▸ **Text to read**:
I’m originally from Massachusetts and think Sen. Elizabeth Warren is a political hack who embarrasses the Commonwealth. When Trump called her “Pocahontas,” I thought it was funny because she has previously falsely claimed that she has Native American heritage. Nevertheless, the left never misses an opportunity to call Trump a racist.
I worked for Sen. Rand Paul and a number of other Republican Senators, and that may color my view of Warren. I deeply respect Democratic Senators who try to make the world a better place, but Warren isn’t doing anything other than setting herself up to run against Trump for president in 2020.
When I worked in the Senate, I did not see Warren fight the Obama administration when she disagreed, nor did I see her do anything other than pontificate like a professor on the issues of the day. Sarah Himms wrote a piece for The Atlantic on May 26, 2015 in which she quoted a Warren critic as saying, “She’s both at the same time highly ineffective and influential—and I know that sounds inconsistent but it’s not. She has no legislative accomplishment other than to derail a few [nominees], which is easy to do. But to her credit, she is highly influential.”

▸ **Objective A**: List every person named in the commentary on Elizabeth Warren.
▸ **Objective B**:
Answer these questions about the commentary on Elizabeth Warren:
(i) Which state is the writer originally from?
(ii) Which senator does the writer name as a former employer?
(iii) In which publication did Sarah Himms's piece appear?

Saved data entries
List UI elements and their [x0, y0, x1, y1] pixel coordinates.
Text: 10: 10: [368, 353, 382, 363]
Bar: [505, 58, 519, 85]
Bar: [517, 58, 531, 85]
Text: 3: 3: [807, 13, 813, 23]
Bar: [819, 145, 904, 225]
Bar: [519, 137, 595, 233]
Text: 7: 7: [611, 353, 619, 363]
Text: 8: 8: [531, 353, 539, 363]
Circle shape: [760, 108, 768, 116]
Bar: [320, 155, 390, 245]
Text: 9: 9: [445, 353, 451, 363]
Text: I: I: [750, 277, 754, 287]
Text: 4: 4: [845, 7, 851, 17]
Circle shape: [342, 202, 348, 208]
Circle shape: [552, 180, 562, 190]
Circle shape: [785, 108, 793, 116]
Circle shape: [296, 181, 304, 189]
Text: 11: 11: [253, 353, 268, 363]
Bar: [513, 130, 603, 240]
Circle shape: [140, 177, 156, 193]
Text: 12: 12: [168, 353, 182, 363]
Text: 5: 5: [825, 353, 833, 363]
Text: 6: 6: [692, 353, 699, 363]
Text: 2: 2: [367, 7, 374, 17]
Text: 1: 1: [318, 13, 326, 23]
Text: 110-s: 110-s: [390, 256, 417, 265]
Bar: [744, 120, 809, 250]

▸ **Problem solution A**: Elizabeth Warren, Trump, Rand Paul, Obama, Sarah Himms

▸ **Problem solution B**:
(i) Massachusetts
(ii) Rand Paul
(iii) The Atlantic